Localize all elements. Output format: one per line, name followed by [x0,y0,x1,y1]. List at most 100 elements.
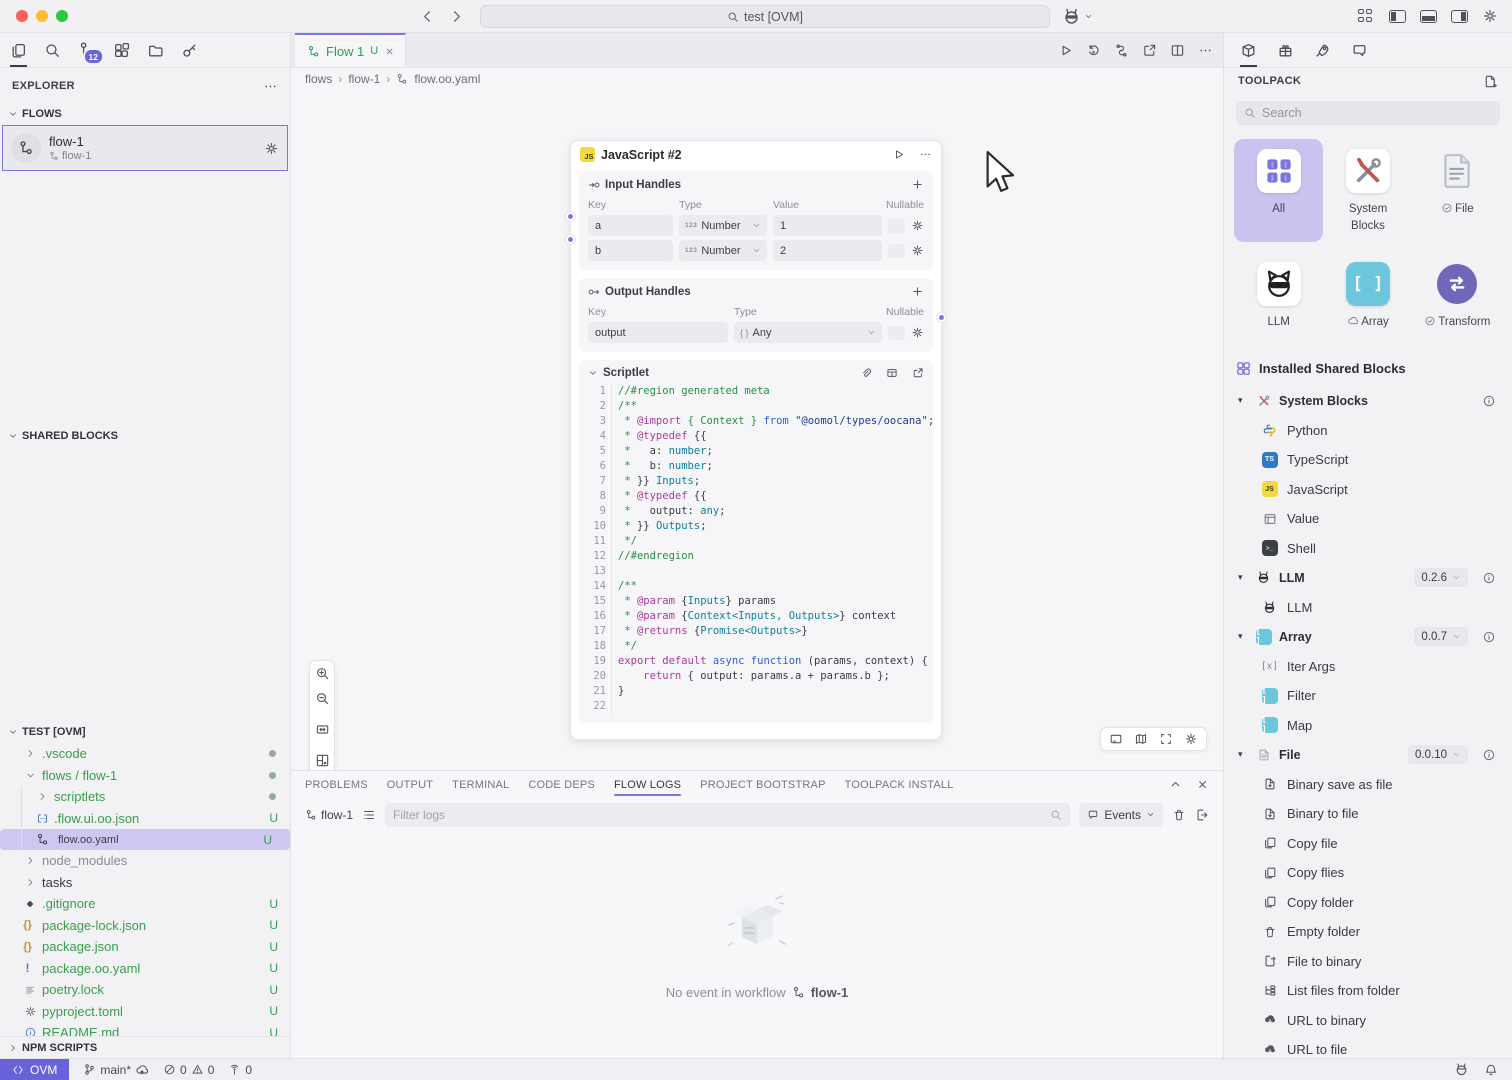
panel-tab-terminal[interactable]: TERMINAL [452,771,509,798]
output-handle-dot[interactable] [937,313,946,322]
version-selector[interactable]: 0.2.6 [1414,568,1468,587]
ports-indicator[interactable]: 0 [228,1063,252,1077]
block-item-map[interactable]: [ ]Map [1230,710,1506,740]
oomol-cat-icon[interactable] [1454,1062,1469,1077]
attach-icon[interactable] [860,367,872,379]
search-icon[interactable] [44,42,61,59]
handle-type-select[interactable]: { }Any [734,322,882,343]
folder-icon[interactable] [147,42,164,59]
tree-item-flows-flow-1[interactable]: flows / flow-1 [0,765,290,787]
block-item-binary-to-file[interactable]: Binary to file [1230,799,1506,829]
block-group-file[interactable]: ▾File0.0.10 [1230,740,1506,770]
tree-item-pyproject-toml[interactable]: pyproject.tomlU [0,1001,290,1023]
run-node-icon[interactable] [892,148,905,161]
publish-cloud-icon[interactable] [135,1063,149,1077]
more-actions-icon[interactable] [1198,43,1213,58]
input-handle-dot-a[interactable] [566,212,575,221]
npm-scripts-section-header[interactable]: NPM SCRIPTS [0,1036,290,1058]
toggle-left-sidebar-icon[interactable] [1389,10,1406,23]
flows-section-header[interactable]: FLOWS [0,103,290,125]
git-branch-indicator[interactable]: main* [83,1063,149,1077]
breadcrumb-segment[interactable]: flows [305,72,332,86]
close-window-button[interactable] [16,10,28,22]
handle-value-field[interactable]: 2 [773,240,882,261]
export-logs-icon[interactable] [1195,808,1209,822]
nullable-checkbox[interactable] [888,219,905,233]
command-center-search[interactable]: test [OVM] [480,5,1050,28]
fit-view-icon[interactable] [315,722,330,737]
node-javascript-2[interactable]: JS JavaScript #2 Input Handles Key Type … [570,140,942,740]
block-item-value[interactable]: Value [1230,504,1506,534]
rocket-icon[interactable] [1314,42,1331,59]
flow-settings-gear-icon[interactable] [264,141,279,156]
fullscreen-icon[interactable] [1159,732,1173,746]
breadcrumb-segment[interactable]: flow.oo.yaml [414,72,480,86]
info-icon[interactable] [1482,748,1496,762]
handle-value-field[interactable]: 1 [773,215,882,236]
block-group-array[interactable]: ▾[ ]Array0.0.7 [1230,622,1506,652]
tree-item--vscode[interactable]: .vscode [0,743,290,765]
toolpack-tile-array[interactable]: [ ]Array [1323,252,1412,338]
toolpack-icon[interactable] [1240,42,1257,59]
block-item-copy-folder[interactable]: Copy folder [1230,887,1506,917]
tree-item-tasks[interactable]: tasks [0,872,290,894]
zoom-out-icon[interactable] [315,691,330,706]
oomol-menu[interactable] [1062,7,1093,26]
panel-tab-project-bootstrap[interactable]: PROJECT BOOTSTRAP [700,771,825,798]
rerun-icon[interactable] [1086,43,1101,58]
problems-indicator[interactable]: 0 0 [163,1063,214,1077]
block-item-list-files-from-folder[interactable]: List files from folder [1230,976,1506,1006]
close-panel-icon[interactable] [1196,778,1209,791]
add-output-icon[interactable] [911,285,924,298]
remote-indicator[interactable]: OVM [0,1059,69,1080]
block-group-system-blocks[interactable]: ▾System Blocks [1230,386,1506,416]
filter-logs-input[interactable]: Filter logs [385,803,1070,827]
toolpack-tile-file[interactable]: File [1413,139,1502,242]
run-flow-icon[interactable] [1058,43,1073,58]
toggle-right-sidebar-icon[interactable] [1451,10,1468,23]
history-back-icon[interactable] [420,9,435,24]
canvas-settings-gear-icon[interactable] [1184,732,1198,746]
block-group-llm[interactable]: ▾LLM0.2.6 [1230,563,1506,593]
history-forward-icon[interactable] [449,9,464,24]
info-icon[interactable] [1482,394,1496,408]
panel-tab-code-deps[interactable]: CODE DEPS [528,771,595,798]
input-handle-dot-b[interactable] [566,235,575,244]
table-view-icon[interactable] [886,367,898,379]
scriptlet-code[interactable]: 1//#region generated meta2/**3 * @import… [588,384,924,714]
new-toolpack-icon[interactable] [1483,74,1498,89]
shared-blocks-section-header[interactable]: SHARED BLOCKS [0,425,290,447]
collapse-caret-icon[interactable]: ▾ [1238,631,1248,642]
open-in-editor-icon[interactable] [912,367,924,379]
blocks-icon[interactable] [113,42,130,59]
zoom-in-icon[interactable] [315,666,330,681]
handle-type-select[interactable]: 123Number [679,215,767,236]
handle-type-select[interactable]: 123Number [679,240,767,261]
split-editor-icon[interactable] [1170,43,1185,58]
block-item-shell[interactable]: >_Shell [1230,533,1506,563]
customize-layout-icon[interactable] [1358,9,1375,23]
toolpack-tile-llm[interactable]: LLM [1234,252,1323,338]
minimize-window-button[interactable] [36,10,48,22]
block-item-iter-args[interactable]: [x]Iter Args [1230,651,1506,681]
handle-settings-gear-icon[interactable] [911,326,924,339]
panel-tab-flow-logs[interactable]: FLOW LOGS [614,771,681,798]
panel-tab-problems[interactable]: PROBLEMS [305,771,368,798]
block-item-file-to-binary[interactable]: File to binary [1230,946,1506,976]
flows-icon[interactable]: 12 [78,41,96,59]
minimap-icon[interactable] [1134,732,1148,746]
flow-list-item[interactable]: flow-1 flow-1 [2,125,288,171]
tab-flow-1[interactable]: Flow 1 U [295,33,406,67]
panel-flow-selector[interactable]: flow-1 [305,808,353,822]
toolpack-tile-transform[interactable]: Transform [1413,252,1502,338]
more-actions-icon[interactable] [263,79,278,94]
tree-item-package-lock-json[interactable]: {}package-lock.jsonU [0,915,290,937]
panel-view-icon[interactable] [1109,732,1123,746]
tree-item-scriptlets[interactable]: scriptlets [0,786,290,808]
collapse-caret-icon[interactable]: ▾ [1238,749,1248,760]
toggle-bottom-panel-icon[interactable] [1420,10,1437,23]
block-item-llm[interactable]: LLM [1230,592,1506,622]
export-icon[interactable] [1142,43,1157,58]
clear-logs-icon[interactable] [1172,808,1186,822]
toolpack-tile-all[interactable]: All [1234,139,1323,242]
________
(TASK)
Put the lines above into a Markdown table with the columns "No." and "Entry", numbering each row and omitting blank lines and pictures.

(FULL RESPONSE)
| No. | Entry |
|---|---|
| 1 | Localize all elements. Output format: one per line, name followed by [x0,y0,x1,y1]. List at most 100 elements. |
| 2 | panel-tab-terminal[interactable]: TERMINAL [452,771,509,798] |
| 3 | output-handle-dot[interactable] [937,313,946,322] |
| 4 | version-selector[interactable]: 0.2.6 [1414,568,1468,587] |
| 5 | ports-indicator[interactable]: 0 [228,1063,252,1077] |
| 6 | block-item-map[interactable]: [ ]Map [1230,710,1506,740] |
| 7 | oomol-cat-icon[interactable] [1454,1062,1469,1077] |
| 8 | attach-icon[interactable] [860,367,872,379] |
| 9 | search-icon[interactable] [44,42,61,59] |
| 10 | handle-type-select[interactable]: { }Any [734,322,882,343] |
| 11 | folder-icon[interactable] [147,42,164,59] |
| 12 | tree-item-flows-flow-1[interactable]: flows / flow-1 [0,765,290,787] |
| 13 | block-item-binary-to-file[interactable]: Binary to file [1230,799,1506,829] |
| 14 | block-group-file[interactable]: ▾File0.0.10 [1230,740,1506,770] |
| 15 | tree-item-pyproject-toml[interactable]: pyproject.tomlU [0,1001,290,1023] |
| 16 | run-node-icon[interactable] [892,148,905,161] |
| 17 | publish-cloud-icon[interactable] [135,1063,149,1077] |
| 18 | more-actions-icon[interactable] [1198,43,1213,58] |
| 19 | input-handle-dot-a[interactable] [566,212,575,221] |
| 20 | npm-scripts-section-header[interactable]: NPM SCRIPTS [0,1036,290,1058] |
| 21 | toggle-left-sidebar-icon[interactable] [1389,10,1406,23] |
| 22 | flows-section-header[interactable]: FLOWS [0,103,290,125] |
| 23 | git-branch-indicator[interactable]: main* [83,1063,149,1077] |
| 24 | breadcrumb-segment[interactable]: flows [305,72,332,86] |
| 25 | close-window-button[interactable] [16,10,28,22] |
| 26 | handle-value-field[interactable]: 2 [773,240,882,261] |
| 27 | export-logs-icon[interactable] [1195,808,1209,822] |
| 28 | nullable-checkbox[interactable] [888,219,905,233] |
| 29 | command-center-search[interactable]: test [OVM] [480,5,1050,28] |
| 30 | fit-view-icon[interactable] [315,722,330,737] |
| 31 | node-javascript-2[interactable]: JS JavaScript #2 Input Handles Key Type … [570,140,942,740] |
| 32 | block-item-value[interactable]: Value [1230,504,1506,534] |
| 33 | rocket-icon[interactable] [1314,42,1331,59] |
| 34 | flow-settings-gear-icon[interactable] [264,141,279,156] |
| 35 | fullscreen-icon[interactable] [1159,732,1173,746] |
| 36 | breadcrumb-segment[interactable]: flow.oo.yaml [414,72,480,86] |
| 37 | info-icon[interactable] [1482,748,1496,762] |
| 38 | handle-value-field[interactable]: 1 [773,215,882,236] |
| 39 | block-group-array[interactable]: ▾[ ]Array0.0.7 [1230,622,1506,652] |
| 40 | tree-item--vscode[interactable]: .vscode [0,743,290,765] |
| 41 | toolpack-tile-array[interactable]: [ ]Array [1323,252,1412,338] |
| 42 | toolpack-icon[interactable] [1240,42,1257,59] |
| 43 | block-item-copy-folder[interactable]: Copy folder [1230,887,1506,917] |
| 44 | tree-item-tasks[interactable]: tasks [0,872,290,894] |
| 45 | zoom-out-icon[interactable] [315,691,330,706] |
| 46 | oomol-menu[interactable] [1062,7,1093,26] |
| 47 | panel-tab-project-bootstrap[interactable]: PROJECT BOOTSTRAP [700,771,825,798] |
| 48 | rerun-icon[interactable] [1086,43,1101,58] |
| 49 | problems-indicator[interactable]: 0 0 [163,1063,214,1077] |
| 50 | block-item-list-files-from-folder[interactable]: List files from folder [1230,976,1506,1006] |
| 51 | close-panel-icon[interactable] [1196,778,1209,791] |
| 52 | add-output-icon[interactable] [911,285,924,298] |
| 53 | remote-indicator[interactable]: OVM [0,1059,69,1080] |
| 54 | block-group-system-blocks[interactable]: ▾System Blocks [1230,386,1506,416] |
| 55 | filter-logs-input[interactable]: Filter logs [385,803,1070,827] |
| 56 | toolpack-tile-file[interactable]: File [1413,139,1502,242] |
| 57 | run-flow-icon[interactable] [1058,43,1073,58] |
| 58 | toggle-right-sidebar-icon[interactable] [1451,10,1468,23] |
| 59 | history-back-icon[interactable] [420,9,435,24] |
| 60 | canvas-settings-gear-icon[interactable] [1184,732,1198,746] |
| 61 | block-group-llm[interactable]: ▾LLM0.2.6 [1230,563,1506,593] |
| 62 | history-forward-icon[interactable] [449,9,464,24] |
| 63 | info-icon[interactable] [1482,394,1496,408] |
| 64 | panel-tab-code-deps[interactable]: CODE DEPS [528,771,595,798] |
| 65 | input-handle-dot-b[interactable] [566,235,575,244] |
| 66 | table-view-icon[interactable] [886,367,898,379] |
| 67 | scriptlet-code[interactable]: 1//#region generated meta2/**3 * @import… [588,384,924,714] |
| 68 | new-toolpack-icon[interactable] [1483,74,1498,89] |
| 69 | shared-blocks-section-header[interactable]: SHARED BLOCKS [0,425,290,447] |
| 70 | collapse-caret-icon[interactable]: ▾ [1238,631,1248,642] |
| 71 | open-in-editor-icon[interactable] [912,367,924,379] |
| 72 | blocks-icon[interactable] [113,42,130,59] |
| 73 | zoom-in-icon[interactable] [315,666,330,681] |
| 74 | handle-type-select[interactable]: 123Number [679,215,767,236] |
| 75 | handle-type-select[interactable]: 123Number [679,240,767,261] |
| 76 | split-editor-icon[interactable] [1170,43,1185,58] |
| 77 | block-item-shell[interactable]: >_Shell [1230,533,1506,563] |
| 78 | customize-layout-icon[interactable] [1358,9,1375,23] |
| 79 | toolpack-tile-llm[interactable]: LLM [1234,252,1323,338] |
| 80 | minimize-window-button[interactable] [36,10,48,22] |
| 81 | block-item-iter-args[interactable]: [x]Iter Args [1230,651,1506,681] |
| 82 | handle-settings-gear-icon[interactable] [911,326,924,339] |
| 83 | panel-tab-flow-logs[interactable]: FLOW LOGS [614,771,681,798] |
| 84 | panel-tab-problems[interactable]: PROBLEMS [305,771,368,798] |
| 85 | block-item-file-to-binary[interactable]: File to binary [1230,946,1506,976] |
| 86 | flows-icon[interactable]: 12 [78,41,96,59] |
| 87 | minimap-icon[interactable] [1134,732,1148,746] |
| 88 | flow-list-item[interactable]: flow-1 flow-1 [2,125,288,171] |
| 89 | tab-flow-1[interactable]: Flow 1 U [295,33,406,67] |
| 90 | panel-flow-selector[interactable]: flow-1 [305,808,353,822] |
| 91 | toolpack-tile-transform[interactable]: Transform [1413,252,1502,338] |
| 92 | more-actions-icon[interactable] [263,79,278,94] |
| 93 | tree-item-package-lock-json[interactable]: {}package-lock.jsonU [0,915,290,937] |
| 94 | panel-view-icon[interactable] [1109,732,1123,746] |
| 95 | tree-item-scriptlets[interactable]: scriptlets [0,786,290,808] |
| 96 | collapse-caret-icon[interactable]: ▾ [1238,749,1248,760] |
| 97 | toggle-bottom-panel-icon[interactable] [1420,10,1437,23] |
| 98 | block-item-llm[interactable]: LLM [1230,592,1506,622] |
| 99 | export-icon[interactable] [1142,43,1157,58] |
| 100 | clear-logs-icon[interactable] [1172,808,1186,822] |
| 101 | toolpack-tile-all[interactable]: All [1234,139,1323,242] |